Every record must be repeated exactly, with no omission.

# Data provided:
-------------------------

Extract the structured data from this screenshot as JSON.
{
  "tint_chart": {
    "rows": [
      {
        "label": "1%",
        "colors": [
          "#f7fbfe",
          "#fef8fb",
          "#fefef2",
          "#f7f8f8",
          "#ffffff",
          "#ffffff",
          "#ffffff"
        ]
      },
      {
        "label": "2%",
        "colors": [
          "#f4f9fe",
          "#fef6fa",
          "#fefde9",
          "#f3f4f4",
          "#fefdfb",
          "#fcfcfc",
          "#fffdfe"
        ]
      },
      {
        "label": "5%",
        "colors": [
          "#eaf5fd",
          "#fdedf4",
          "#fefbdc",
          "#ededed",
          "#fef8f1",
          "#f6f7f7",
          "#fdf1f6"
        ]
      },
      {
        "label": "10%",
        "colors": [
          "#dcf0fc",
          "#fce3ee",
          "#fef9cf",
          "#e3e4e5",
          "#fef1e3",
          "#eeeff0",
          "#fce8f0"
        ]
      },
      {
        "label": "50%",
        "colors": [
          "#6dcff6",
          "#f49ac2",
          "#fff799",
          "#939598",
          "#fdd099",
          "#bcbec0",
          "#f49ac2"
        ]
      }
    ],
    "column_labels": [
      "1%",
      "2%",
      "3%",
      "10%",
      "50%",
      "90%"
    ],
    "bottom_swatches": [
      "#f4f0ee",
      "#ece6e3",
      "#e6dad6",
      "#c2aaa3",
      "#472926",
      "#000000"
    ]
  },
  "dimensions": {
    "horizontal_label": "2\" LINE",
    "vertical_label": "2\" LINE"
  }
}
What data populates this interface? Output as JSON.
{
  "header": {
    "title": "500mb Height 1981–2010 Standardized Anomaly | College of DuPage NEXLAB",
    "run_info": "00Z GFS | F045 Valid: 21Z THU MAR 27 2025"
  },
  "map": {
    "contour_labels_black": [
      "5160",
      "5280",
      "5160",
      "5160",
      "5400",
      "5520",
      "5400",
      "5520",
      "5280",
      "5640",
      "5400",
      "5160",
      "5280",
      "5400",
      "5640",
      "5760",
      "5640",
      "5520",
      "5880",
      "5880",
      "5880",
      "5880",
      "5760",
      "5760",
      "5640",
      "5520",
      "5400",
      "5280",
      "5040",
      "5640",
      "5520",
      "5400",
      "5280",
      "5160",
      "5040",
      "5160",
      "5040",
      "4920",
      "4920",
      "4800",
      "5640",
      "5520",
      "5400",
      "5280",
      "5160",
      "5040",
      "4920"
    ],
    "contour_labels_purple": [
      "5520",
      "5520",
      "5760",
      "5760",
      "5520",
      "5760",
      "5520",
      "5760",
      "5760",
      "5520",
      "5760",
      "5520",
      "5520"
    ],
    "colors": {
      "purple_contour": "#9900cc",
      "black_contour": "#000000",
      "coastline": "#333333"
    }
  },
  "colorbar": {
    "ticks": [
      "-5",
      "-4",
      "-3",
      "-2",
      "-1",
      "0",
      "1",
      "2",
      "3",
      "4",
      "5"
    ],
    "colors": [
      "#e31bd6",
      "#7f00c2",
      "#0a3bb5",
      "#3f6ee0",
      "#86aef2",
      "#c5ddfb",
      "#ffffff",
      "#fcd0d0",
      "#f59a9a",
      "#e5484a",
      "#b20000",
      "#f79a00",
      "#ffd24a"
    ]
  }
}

-------------------------

# Output of the exercise:
Extract the structured data from this screenshot as JSON.
{
  "tint_chart": {
    "rows": [
      {
        "label": "1%",
        "colors": [
          "#f7fbfe",
          "#fef8fb",
          "#fefef2",
          "#f7f8f8",
          "#ffffff",
          "#ffffff",
          "#ffffff"
        ]
      },
      {
        "label": "2%",
        "colors": [
          "#f4f9fe",
          "#fef6fa",
          "#fefde9",
          "#f3f4f4",
          "#fefdfb",
          "#fcfcfc",
          "#fffdfe"
        ]
      },
      {
        "label": "5%",
        "colors": [
          "#eaf5fd",
          "#fdedf4",
          "#fefbdc",
          "#ededed",
          "#fef8f1",
          "#f6f7f7",
          "#fdf1f6"
        ]
      },
      {
        "label": "10%",
        "colors": [
          "#dcf0fc",
          "#fce3ee",
          "#fef9cf",
          "#e3e4e5",
          "#fef1e3",
          "#eeeff0",
          "#fce8f0"
        ]
      },
      {
        "label": "50%",
        "colors": [
          "#6dcff6",
          "#f49ac2",
          "#fff799",
          "#939598",
          "#fdd099",
          "#bcbec0",
          "#f49ac2"
        ]
      }
    ],
    "column_labels": [
      "1%",
      "2%",
      "3%",
      "10%",
      "50%",
      "90%"
    ],
    "bottom_swatches": [
      "#f4f0ee",
      "#ece6e3",
      "#e6dad6",
      "#c2aaa3",
      "#472926",
      "#000000"
    ]
  },
  "dimensions": {
    "horizontal_label": "2\" LINE",
    "vertical_label": "2\" LINE"
  }
}
What data populates this interface? Output as JSON.
{
  "header": {
    "title": "500mb Height 1981–2010 Standardized Anomaly | College of DuPage NEXLAB",
    "run_info": "00Z GFS | F045 Valid: 21Z THU MAR 27 2025"
  },
  "map": {
    "contour_labels_black": [
      "5160",
      "5280",
      "5160",
      "5160",
      "5400",
      "5520",
      "5400",
      "5520",
      "5280",
      "5640",
      "5400",
      "5160",
      "5280",
      "5400",
      "5640",
      "5760",
      "5640",
      "5520",
      "5880",
      "5880",
      "5880",
      "5880",
      "5760",
      "5760",
      "5640",
      "5520",
      "5400",
      "5280",
      "5040",
      "5640",
      "5520",
      "5400",
      "5280",
      "5160",
      "5040",
      "5160",
      "5040",
      "4920",
      "4920",
      "4800",
      "5640",
      "5520",
      "5400",
      "5280",
      "5160",
      "5040",
      "4920"
    ],
    "contour_labels_purple": [
      "5520",
      "5520",
      "5760",
      "5760",
      "5520",
      "5760",
      "5520",
      "5760",
      "5760",
      "5520",
      "5760",
      "5520",
      "5520"
    ],
    "colors": {
      "purple_contour": "#9900cc",
      "black_contour": "#000000",
      "coastline": "#333333"
    }
  },
  "colorbar": {
    "ticks": [
      "-5",
      "-4",
      "-3",
      "-2",
      "-1",
      "0",
      "1",
      "2",
      "3",
      "4",
      "5"
    ],
    "colors": [
      "#e31bd6",
      "#7f00c2",
      "#0a3bb5",
      "#3f6ee0",
      "#86aef2",
      "#c5ddfb",
      "#ffffff",
      "#fcd0d0",
      "#f59a9a",
      "#e5484a",
      "#b20000",
      "#f79a00",
      "#ffd24a"
    ]
  }
}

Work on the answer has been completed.